[Saved entries]
───
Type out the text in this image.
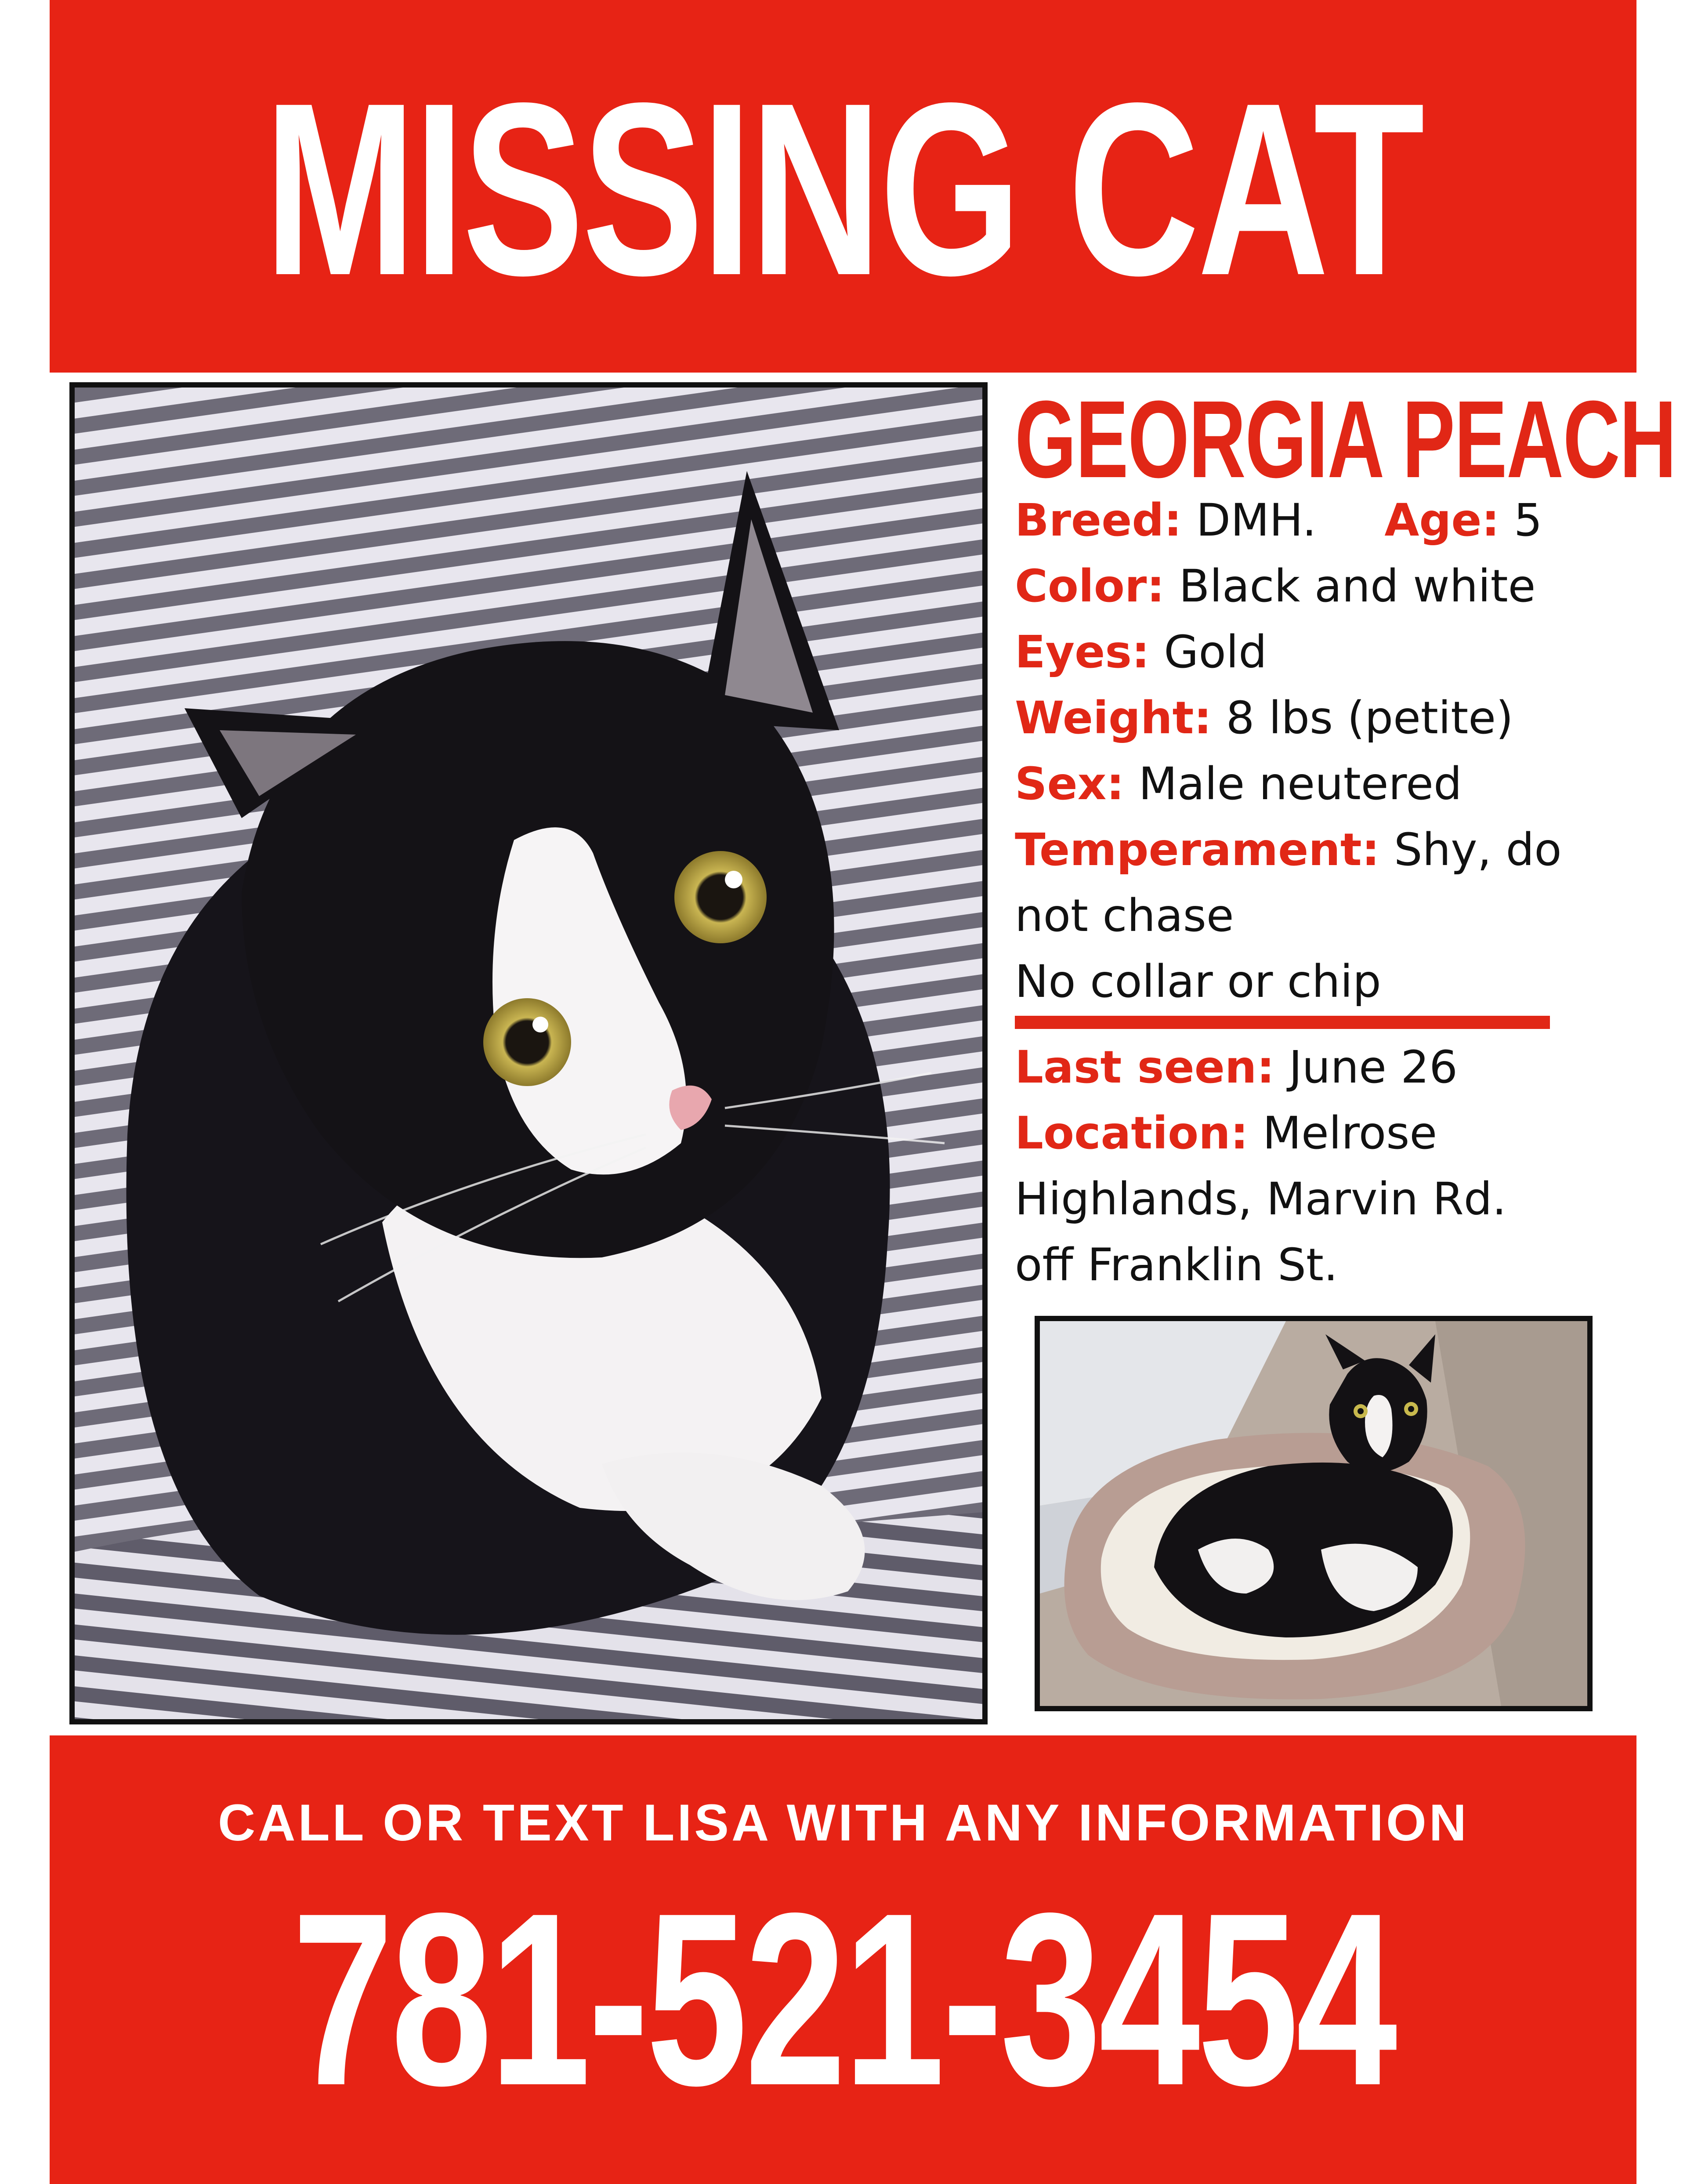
MISSING CAT
GEORGIA PEACH
Breed: DMH. Age: 5
Color: Black and white
Eyes: Gold
Weight: 8 lbs (petite)
Sex: Male neutered
Temperament: Shy, do
not chase
No collar or chip
Last seen: June 26
Location: Melrose
Highlands, Marvin Rd.
off Franklin St.
CALL OR TEXT LISA WITH ANY INFORMATION
781-521-3454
───
With the pictures left out, transcribe the material exactly.

* [The answer]
Type out the text in this image.
MISSING CAT
GEORGIA PEACH
Breed: DMH. Age: 5
Color: Black and white
Eyes: Gold
Weight: 8 lbs (petite)
Sex: Male neutered
Temperament: Shy, do
not chase
No collar or chip
Last seen: June 26
Location: Melrose
Highlands, Marvin Rd.
off Franklin St.
CALL OR TEXT LISA WITH ANY INFORMATION
781-521-3454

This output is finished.